◆ Exercise materials
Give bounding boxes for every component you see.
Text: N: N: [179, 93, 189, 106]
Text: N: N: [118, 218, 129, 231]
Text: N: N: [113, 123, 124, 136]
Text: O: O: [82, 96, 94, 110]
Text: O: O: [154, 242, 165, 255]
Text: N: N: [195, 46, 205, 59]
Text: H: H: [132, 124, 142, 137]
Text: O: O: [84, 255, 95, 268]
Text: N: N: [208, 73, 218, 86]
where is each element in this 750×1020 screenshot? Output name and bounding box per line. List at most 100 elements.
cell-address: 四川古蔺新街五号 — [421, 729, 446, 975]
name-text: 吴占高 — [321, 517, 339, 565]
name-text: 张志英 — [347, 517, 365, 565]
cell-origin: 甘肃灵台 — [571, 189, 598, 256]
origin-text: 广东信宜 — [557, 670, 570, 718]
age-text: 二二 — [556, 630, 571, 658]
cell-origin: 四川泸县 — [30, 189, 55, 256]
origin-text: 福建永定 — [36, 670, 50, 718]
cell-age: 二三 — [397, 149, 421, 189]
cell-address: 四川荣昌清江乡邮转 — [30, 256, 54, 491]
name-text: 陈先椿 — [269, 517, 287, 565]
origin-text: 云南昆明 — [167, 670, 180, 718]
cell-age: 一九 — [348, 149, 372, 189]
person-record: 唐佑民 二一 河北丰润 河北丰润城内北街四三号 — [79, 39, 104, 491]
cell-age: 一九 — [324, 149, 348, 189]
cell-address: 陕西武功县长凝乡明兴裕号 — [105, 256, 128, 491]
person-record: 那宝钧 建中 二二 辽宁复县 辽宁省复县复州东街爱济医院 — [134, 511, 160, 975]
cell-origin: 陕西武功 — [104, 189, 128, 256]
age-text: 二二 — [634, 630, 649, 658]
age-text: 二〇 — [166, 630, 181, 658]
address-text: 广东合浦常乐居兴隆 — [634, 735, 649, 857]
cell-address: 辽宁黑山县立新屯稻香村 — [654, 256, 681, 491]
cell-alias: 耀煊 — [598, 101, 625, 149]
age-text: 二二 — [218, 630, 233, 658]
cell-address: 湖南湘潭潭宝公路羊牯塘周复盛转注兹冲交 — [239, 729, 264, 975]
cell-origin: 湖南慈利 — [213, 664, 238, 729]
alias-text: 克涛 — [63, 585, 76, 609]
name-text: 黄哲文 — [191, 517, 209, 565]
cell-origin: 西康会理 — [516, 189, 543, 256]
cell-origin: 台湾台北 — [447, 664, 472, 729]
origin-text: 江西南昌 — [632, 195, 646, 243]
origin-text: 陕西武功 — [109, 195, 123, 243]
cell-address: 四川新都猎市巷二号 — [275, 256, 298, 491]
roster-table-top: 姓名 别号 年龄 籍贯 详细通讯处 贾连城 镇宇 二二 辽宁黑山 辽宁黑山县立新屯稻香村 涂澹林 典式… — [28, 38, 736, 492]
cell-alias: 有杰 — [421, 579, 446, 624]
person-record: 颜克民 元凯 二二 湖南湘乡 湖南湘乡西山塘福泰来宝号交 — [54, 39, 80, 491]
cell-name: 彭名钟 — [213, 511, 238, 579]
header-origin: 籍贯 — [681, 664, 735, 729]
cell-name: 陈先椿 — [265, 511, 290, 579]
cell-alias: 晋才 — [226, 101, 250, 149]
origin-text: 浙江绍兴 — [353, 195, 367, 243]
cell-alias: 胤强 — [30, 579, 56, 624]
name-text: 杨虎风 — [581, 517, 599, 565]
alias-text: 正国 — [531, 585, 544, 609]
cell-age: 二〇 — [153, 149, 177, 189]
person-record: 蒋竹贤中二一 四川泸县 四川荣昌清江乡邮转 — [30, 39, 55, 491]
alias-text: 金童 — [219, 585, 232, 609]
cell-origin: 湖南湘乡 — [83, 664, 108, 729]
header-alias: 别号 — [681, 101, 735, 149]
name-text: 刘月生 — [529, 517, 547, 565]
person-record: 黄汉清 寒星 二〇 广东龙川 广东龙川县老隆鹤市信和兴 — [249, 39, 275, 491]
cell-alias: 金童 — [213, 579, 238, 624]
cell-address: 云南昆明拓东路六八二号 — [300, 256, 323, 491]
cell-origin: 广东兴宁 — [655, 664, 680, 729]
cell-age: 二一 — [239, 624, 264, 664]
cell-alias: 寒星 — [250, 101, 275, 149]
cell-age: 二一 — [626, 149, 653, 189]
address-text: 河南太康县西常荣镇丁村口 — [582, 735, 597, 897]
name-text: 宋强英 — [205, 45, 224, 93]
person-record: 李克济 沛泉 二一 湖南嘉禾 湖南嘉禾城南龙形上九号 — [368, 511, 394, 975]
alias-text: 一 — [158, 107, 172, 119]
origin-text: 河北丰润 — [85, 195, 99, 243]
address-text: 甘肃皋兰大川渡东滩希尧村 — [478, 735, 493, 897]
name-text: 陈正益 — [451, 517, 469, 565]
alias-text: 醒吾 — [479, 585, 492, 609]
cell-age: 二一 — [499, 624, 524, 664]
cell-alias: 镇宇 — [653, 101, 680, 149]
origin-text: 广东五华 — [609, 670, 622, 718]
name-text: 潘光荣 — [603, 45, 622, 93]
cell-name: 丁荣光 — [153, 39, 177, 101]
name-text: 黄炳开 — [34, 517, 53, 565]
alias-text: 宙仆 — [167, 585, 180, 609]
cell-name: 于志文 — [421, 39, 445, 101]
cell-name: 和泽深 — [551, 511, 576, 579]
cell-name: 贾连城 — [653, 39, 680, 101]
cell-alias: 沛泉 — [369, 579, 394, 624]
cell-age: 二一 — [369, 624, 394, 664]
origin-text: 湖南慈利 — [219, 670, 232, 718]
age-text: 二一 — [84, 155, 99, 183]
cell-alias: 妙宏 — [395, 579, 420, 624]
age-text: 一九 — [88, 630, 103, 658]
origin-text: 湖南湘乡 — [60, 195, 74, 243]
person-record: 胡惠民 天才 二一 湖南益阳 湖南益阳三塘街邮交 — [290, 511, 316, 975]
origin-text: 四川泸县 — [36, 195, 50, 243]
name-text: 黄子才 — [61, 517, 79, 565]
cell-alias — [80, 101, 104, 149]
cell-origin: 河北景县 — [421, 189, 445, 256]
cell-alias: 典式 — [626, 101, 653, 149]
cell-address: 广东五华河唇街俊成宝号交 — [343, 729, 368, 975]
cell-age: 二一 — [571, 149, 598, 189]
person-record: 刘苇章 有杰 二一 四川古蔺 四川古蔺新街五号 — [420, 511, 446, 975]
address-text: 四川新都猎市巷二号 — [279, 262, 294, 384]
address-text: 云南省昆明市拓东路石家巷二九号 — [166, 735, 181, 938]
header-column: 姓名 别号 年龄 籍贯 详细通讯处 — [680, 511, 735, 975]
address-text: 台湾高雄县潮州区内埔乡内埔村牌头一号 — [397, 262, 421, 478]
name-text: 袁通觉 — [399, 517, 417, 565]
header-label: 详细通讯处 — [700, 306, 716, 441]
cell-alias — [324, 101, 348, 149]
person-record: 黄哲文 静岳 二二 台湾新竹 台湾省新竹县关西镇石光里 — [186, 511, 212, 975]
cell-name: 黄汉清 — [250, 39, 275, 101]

◆ Stated problem
How many lines of the listing above contain the string "河北丰润"? Reply with the number only.

◆ Task output
2